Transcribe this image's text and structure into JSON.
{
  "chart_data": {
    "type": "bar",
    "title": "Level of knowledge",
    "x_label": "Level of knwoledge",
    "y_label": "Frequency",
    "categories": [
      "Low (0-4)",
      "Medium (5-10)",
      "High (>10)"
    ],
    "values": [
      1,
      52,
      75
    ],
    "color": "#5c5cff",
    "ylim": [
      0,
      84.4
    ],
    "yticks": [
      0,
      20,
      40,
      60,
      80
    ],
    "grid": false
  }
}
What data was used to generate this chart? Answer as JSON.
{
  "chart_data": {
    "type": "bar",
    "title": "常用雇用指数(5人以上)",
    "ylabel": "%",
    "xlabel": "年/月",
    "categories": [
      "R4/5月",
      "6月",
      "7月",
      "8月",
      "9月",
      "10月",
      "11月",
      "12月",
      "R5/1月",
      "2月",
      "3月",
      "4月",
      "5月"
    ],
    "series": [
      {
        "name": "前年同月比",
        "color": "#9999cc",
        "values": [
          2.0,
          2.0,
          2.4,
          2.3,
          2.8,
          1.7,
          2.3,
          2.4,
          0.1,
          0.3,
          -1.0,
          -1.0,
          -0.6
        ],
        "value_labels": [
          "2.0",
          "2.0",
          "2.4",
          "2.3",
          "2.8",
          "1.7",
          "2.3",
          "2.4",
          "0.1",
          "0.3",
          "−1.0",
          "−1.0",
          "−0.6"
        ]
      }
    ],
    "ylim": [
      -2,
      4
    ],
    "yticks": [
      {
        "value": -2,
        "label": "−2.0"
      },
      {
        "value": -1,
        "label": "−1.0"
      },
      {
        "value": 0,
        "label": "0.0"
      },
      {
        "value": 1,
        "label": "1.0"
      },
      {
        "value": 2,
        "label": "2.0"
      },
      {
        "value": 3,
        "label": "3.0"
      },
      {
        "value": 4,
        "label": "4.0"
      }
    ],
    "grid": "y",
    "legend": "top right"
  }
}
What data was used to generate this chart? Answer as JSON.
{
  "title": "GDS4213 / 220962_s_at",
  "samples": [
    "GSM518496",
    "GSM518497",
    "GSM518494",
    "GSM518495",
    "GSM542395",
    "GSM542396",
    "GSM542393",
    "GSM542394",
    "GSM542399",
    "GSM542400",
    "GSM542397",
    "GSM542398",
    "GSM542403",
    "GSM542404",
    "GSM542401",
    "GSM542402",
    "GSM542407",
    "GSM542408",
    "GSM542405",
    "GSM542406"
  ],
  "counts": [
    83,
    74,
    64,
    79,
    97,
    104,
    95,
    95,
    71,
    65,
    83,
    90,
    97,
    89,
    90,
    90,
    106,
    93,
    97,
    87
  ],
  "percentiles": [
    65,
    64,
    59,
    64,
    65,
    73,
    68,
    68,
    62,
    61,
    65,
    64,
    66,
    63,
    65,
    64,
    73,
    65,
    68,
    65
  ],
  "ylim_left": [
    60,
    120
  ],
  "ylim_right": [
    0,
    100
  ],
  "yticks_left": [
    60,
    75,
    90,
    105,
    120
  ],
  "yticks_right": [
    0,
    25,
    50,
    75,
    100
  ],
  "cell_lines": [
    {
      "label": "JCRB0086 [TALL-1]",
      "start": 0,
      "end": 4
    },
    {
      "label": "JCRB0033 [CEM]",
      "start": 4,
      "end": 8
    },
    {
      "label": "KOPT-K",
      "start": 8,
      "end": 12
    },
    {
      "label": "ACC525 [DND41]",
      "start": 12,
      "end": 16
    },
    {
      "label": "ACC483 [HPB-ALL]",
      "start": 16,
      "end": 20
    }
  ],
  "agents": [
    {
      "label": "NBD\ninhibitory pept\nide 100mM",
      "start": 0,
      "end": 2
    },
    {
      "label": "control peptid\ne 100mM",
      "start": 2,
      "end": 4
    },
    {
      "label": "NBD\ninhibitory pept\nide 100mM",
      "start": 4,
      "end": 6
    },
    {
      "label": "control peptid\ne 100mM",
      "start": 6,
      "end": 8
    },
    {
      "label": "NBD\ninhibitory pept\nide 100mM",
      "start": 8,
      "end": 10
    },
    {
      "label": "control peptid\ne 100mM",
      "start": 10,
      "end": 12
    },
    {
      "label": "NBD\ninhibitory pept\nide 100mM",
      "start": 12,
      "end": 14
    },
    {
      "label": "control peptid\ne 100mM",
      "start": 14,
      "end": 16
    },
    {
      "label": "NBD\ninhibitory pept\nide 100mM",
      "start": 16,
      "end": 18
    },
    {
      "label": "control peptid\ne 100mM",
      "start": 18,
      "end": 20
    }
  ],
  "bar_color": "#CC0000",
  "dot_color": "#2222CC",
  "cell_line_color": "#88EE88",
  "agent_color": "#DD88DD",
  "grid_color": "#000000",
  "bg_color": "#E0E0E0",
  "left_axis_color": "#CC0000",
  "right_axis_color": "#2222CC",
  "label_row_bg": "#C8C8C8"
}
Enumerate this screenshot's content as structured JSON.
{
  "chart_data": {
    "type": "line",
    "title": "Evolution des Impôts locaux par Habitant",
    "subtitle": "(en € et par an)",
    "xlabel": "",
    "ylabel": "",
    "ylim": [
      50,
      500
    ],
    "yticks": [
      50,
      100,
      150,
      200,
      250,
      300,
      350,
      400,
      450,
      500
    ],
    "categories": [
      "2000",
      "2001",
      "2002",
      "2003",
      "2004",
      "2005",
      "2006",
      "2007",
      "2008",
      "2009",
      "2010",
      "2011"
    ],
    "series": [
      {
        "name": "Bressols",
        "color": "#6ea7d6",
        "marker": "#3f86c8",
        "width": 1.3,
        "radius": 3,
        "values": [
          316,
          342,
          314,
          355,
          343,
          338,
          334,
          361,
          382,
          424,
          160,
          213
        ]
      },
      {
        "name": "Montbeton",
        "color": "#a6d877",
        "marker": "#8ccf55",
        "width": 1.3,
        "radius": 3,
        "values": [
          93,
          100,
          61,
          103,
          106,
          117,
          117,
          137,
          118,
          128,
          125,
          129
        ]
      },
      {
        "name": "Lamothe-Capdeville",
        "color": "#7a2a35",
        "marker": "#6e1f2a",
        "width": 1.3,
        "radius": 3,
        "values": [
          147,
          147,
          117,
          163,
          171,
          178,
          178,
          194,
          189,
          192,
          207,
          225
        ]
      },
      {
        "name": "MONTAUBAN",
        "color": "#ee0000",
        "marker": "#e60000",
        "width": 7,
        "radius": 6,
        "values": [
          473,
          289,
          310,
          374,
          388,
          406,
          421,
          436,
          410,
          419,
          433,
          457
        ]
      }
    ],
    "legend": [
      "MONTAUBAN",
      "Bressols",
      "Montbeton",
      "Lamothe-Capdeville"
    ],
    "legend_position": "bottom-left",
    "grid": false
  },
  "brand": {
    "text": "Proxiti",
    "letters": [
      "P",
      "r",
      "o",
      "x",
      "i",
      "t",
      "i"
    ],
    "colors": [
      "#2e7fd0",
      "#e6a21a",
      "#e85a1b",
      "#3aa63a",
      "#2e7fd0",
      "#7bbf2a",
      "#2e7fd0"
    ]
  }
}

*WORK TO COMPLETE:* Print every entry exactly as it appears.

*IN RESPONSE:*
Transcribe this image's text and structure into JSON.
{
  "chart_data": {
    "type": "bar",
    "title": "Level of knowledge",
    "x_label": "Level of knwoledge",
    "y_label": "Frequency",
    "categories": [
      "Low (0-4)",
      "Medium (5-10)",
      "High (>10)"
    ],
    "values": [
      1,
      52,
      75
    ],
    "color": "#5c5cff",
    "ylim": [
      0,
      84.4
    ],
    "yticks": [
      0,
      20,
      40,
      60,
      80
    ],
    "grid": false
  }
}
What data was used to generate this chart? Answer as JSON.
{
  "chart_data": {
    "type": "bar",
    "title": "常用雇用指数(5人以上)",
    "ylabel": "%",
    "xlabel": "年/月",
    "categories": [
      "R4/5月",
      "6月",
      "7月",
      "8月",
      "9月",
      "10月",
      "11月",
      "12月",
      "R5/1月",
      "2月",
      "3月",
      "4月",
      "5月"
    ],
    "series": [
      {
        "name": "前年同月比",
        "color": "#9999cc",
        "values": [
          2.0,
          2.0,
          2.4,
          2.3,
          2.8,
          1.7,
          2.3,
          2.4,
          0.1,
          0.3,
          -1.0,
          -1.0,
          -0.6
        ],
        "value_labels": [
          "2.0",
          "2.0",
          "2.4",
          "2.3",
          "2.8",
          "1.7",
          "2.3",
          "2.4",
          "0.1",
          "0.3",
          "−1.0",
          "−1.0",
          "−0.6"
        ]
      }
    ],
    "ylim": [
      -2,
      4
    ],
    "yticks": [
      {
        "value": -2,
        "label": "−2.0"
      },
      {
        "value": -1,
        "label": "−1.0"
      },
      {
        "value": 0,
        "label": "0.0"
      },
      {
        "value": 1,
        "label": "1.0"
      },
      {
        "value": 2,
        "label": "2.0"
      },
      {
        "value": 3,
        "label": "3.0"
      },
      {
        "value": 4,
        "label": "4.0"
      }
    ],
    "grid": "y",
    "legend": "top right"
  }
}
What data was used to generate this chart? Answer as JSON.
{
  "title": "GDS4213 / 220962_s_at",
  "samples": [
    "GSM518496",
    "GSM518497",
    "GSM518494",
    "GSM518495",
    "GSM542395",
    "GSM542396",
    "GSM542393",
    "GSM542394",
    "GSM542399",
    "GSM542400",
    "GSM542397",
    "GSM542398",
    "GSM542403",
    "GSM542404",
    "GSM542401",
    "GSM542402",
    "GSM542407",
    "GSM542408",
    "GSM542405",
    "GSM542406"
  ],
  "counts": [
    83,
    74,
    64,
    79,
    97,
    104,
    95,
    95,
    71,
    65,
    83,
    90,
    97,
    89,
    90,
    90,
    106,
    93,
    97,
    87
  ],
  "percentiles": [
    65,
    64,
    59,
    64,
    65,
    73,
    68,
    68,
    62,
    61,
    65,
    64,
    66,
    63,
    65,
    64,
    73,
    65,
    68,
    65
  ],
  "ylim_left": [
    60,
    120
  ],
  "ylim_right": [
    0,
    100
  ],
  "yticks_left": [
    60,
    75,
    90,
    105,
    120
  ],
  "yticks_right": [
    0,
    25,
    50,
    75,
    100
  ],
  "cell_lines": [
    {
      "label": "JCRB0086 [TALL-1]",
      "start": 0,
      "end": 4
    },
    {
      "label": "JCRB0033 [CEM]",
      "start": 4,
      "end": 8
    },
    {
      "label": "KOPT-K",
      "start": 8,
      "end": 12
    },
    {
      "label": "ACC525 [DND41]",
      "start": 12,
      "end": 16
    },
    {
      "label": "ACC483 [HPB-ALL]",
      "start": 16,
      "end": 20
    }
  ],
  "agents": [
    {
      "label": "NBD\ninhibitory pept\nide 100mM",
      "start": 0,
      "end": 2
    },
    {
      "label": "control peptid\ne 100mM",
      "start": 2,
      "end": 4
    },
    {
      "label": "NBD\ninhibitory pept\nide 100mM",
      "start": 4,
      "end": 6
    },
    {
      "label": "control peptid\ne 100mM",
      "start": 6,
      "end": 8
    },
    {
      "label": "NBD\ninhibitory pept\nide 100mM",
      "start": 8,
      "end": 10
    },
    {
      "label": "control peptid\ne 100mM",
      "start": 10,
      "end": 12
    },
    {
      "label": "NBD\ninhibitory pept\nide 100mM",
      "start": 12,
      "end": 14
    },
    {
      "label": "control peptid\ne 100mM",
      "start": 14,
      "end": 16
    },
    {
      "label": "NBD\ninhibitory pept\nide 100mM",
      "start": 16,
      "end": 18
    },
    {
      "label": "control peptid\ne 100mM",
      "start": 18,
      "end": 20
    }
  ],
  "bar_color": "#CC0000",
  "dot_color": "#2222CC",
  "cell_line_color": "#88EE88",
  "agent_color": "#DD88DD",
  "grid_color": "#000000",
  "bg_color": "#E0E0E0",
  "left_axis_color": "#CC0000",
  "right_axis_color": "#2222CC",
  "label_row_bg": "#C8C8C8"
}
Enumerate this screenshot's content as structured JSON.
{
  "chart_data": {
    "type": "line",
    "title": "Evolution des Impôts locaux par Habitant",
    "subtitle": "(en € et par an)",
    "xlabel": "",
    "ylabel": "",
    "ylim": [
      50,
      500
    ],
    "yticks": [
      50,
      100,
      150,
      200,
      250,
      300,
      350,
      400,
      450,
      500
    ],
    "categories": [
      "2000",
      "2001",
      "2002",
      "2003",
      "2004",
      "2005",
      "2006",
      "2007",
      "2008",
      "2009",
      "2010",
      "2011"
    ],
    "series": [
      {
        "name": "Bressols",
        "color": "#6ea7d6",
        "marker": "#3f86c8",
        "width": 1.3,
        "radius": 3,
        "values": [
          316,
          342,
          314,
          355,
          343,
          338,
          334,
          361,
          382,
          424,
          160,
          213
        ]
      },
      {
        "name": "Montbeton",
        "color": "#a6d877",
        "marker": "#8ccf55",
        "width": 1.3,
        "radius": 3,
        "values": [
          93,
          100,
          61,
          103,
          106,
          117,
          117,
          137,
          118,
          128,
          125,
          129
        ]
      },
      {
        "name": "Lamothe-Capdeville",
        "color": "#7a2a35",
        "marker": "#6e1f2a",
        "width": 1.3,
        "radius": 3,
        "values": [
          147,
          147,
          117,
          163,
          171,
          178,
          178,
          194,
          189,
          192,
          207,
          225
        ]
      },
      {
        "name": "MONTAUBAN",
        "color": "#ee0000",
        "marker": "#e60000",
        "width": 7,
        "radius": 6,
        "values": [
          473,
          289,
          310,
          374,
          388,
          406,
          421,
          436,
          410,
          419,
          433,
          457
        ]
      }
    ],
    "legend": [
      "MONTAUBAN",
      "Bressols",
      "Montbeton",
      "Lamothe-Capdeville"
    ],
    "legend_position": "bottom-left",
    "grid": false
  },
  "brand": {
    "text": "Proxiti",
    "letters": [
      "P",
      "r",
      "o",
      "x",
      "i",
      "t",
      "i"
    ],
    "colors": [
      "#2e7fd0",
      "#e6a21a",
      "#e85a1b",
      "#3aa63a",
      "#2e7fd0",
      "#7bbf2a",
      "#2e7fd0"
    ]
  }
}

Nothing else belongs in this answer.